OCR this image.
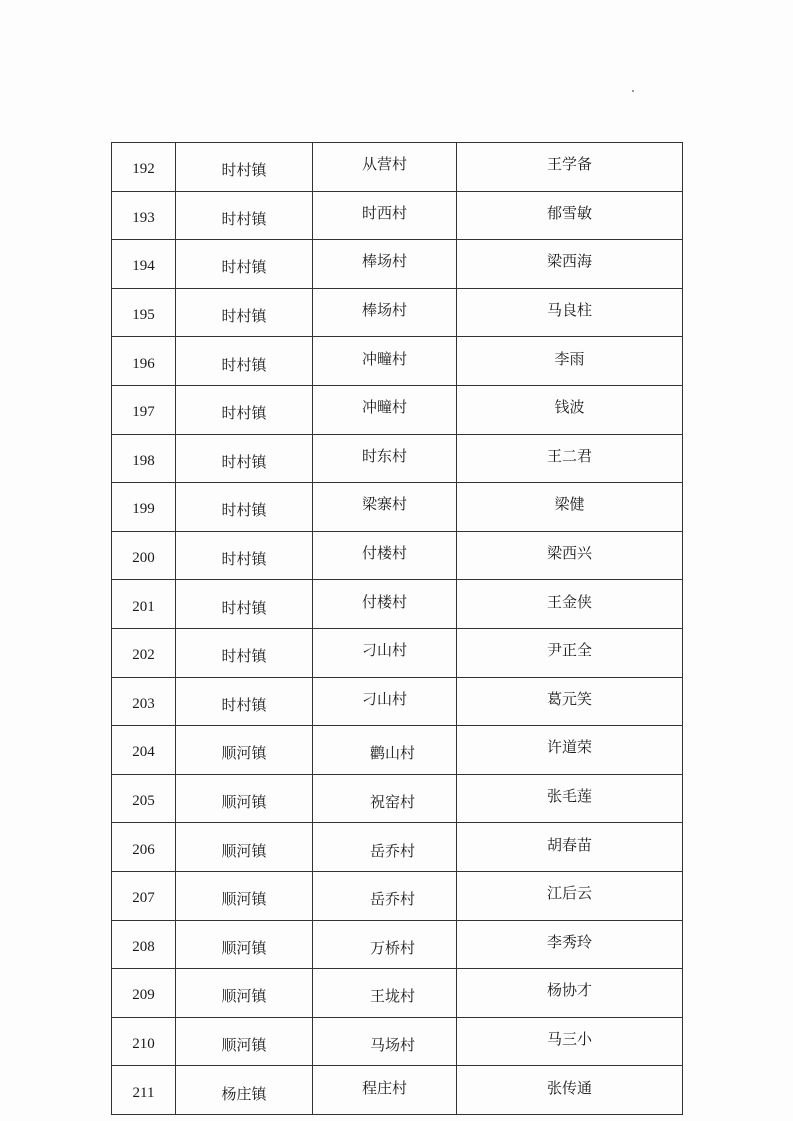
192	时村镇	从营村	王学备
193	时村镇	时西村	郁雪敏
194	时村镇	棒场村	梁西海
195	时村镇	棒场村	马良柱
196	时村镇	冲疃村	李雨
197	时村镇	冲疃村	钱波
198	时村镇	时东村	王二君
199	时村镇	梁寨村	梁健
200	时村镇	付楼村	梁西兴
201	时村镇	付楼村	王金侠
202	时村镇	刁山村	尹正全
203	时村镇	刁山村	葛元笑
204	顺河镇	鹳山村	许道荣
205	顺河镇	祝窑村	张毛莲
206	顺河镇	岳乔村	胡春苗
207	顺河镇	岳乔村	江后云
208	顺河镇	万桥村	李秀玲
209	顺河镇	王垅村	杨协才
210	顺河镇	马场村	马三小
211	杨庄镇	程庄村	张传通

Problem requirements |
Omit the pictures and output all of the other material exactly.

Exercise answer |
OCR this image.
192	时村镇	从营村	王学备
193	时村镇	时西村	郁雪敏
194	时村镇	棒场村	梁西海
195	时村镇	棒场村	马良柱
196	时村镇	冲疃村	李雨
197	时村镇	冲疃村	钱波
198	时村镇	时东村	王二君
199	时村镇	梁寨村	梁健
200	时村镇	付楼村	梁西兴
201	时村镇	付楼村	王金侠
202	时村镇	刁山村	尹正全
203	时村镇	刁山村	葛元笑
204	顺河镇	鹳山村	许道荣
205	顺河镇	祝窑村	张毛莲
206	顺河镇	岳乔村	胡春苗
207	顺河镇	岳乔村	江后云
208	顺河镇	万桥村	李秀玲
209	顺河镇	王垅村	杨协才
210	顺河镇	马场村	马三小
211	杨庄镇	程庄村	张传通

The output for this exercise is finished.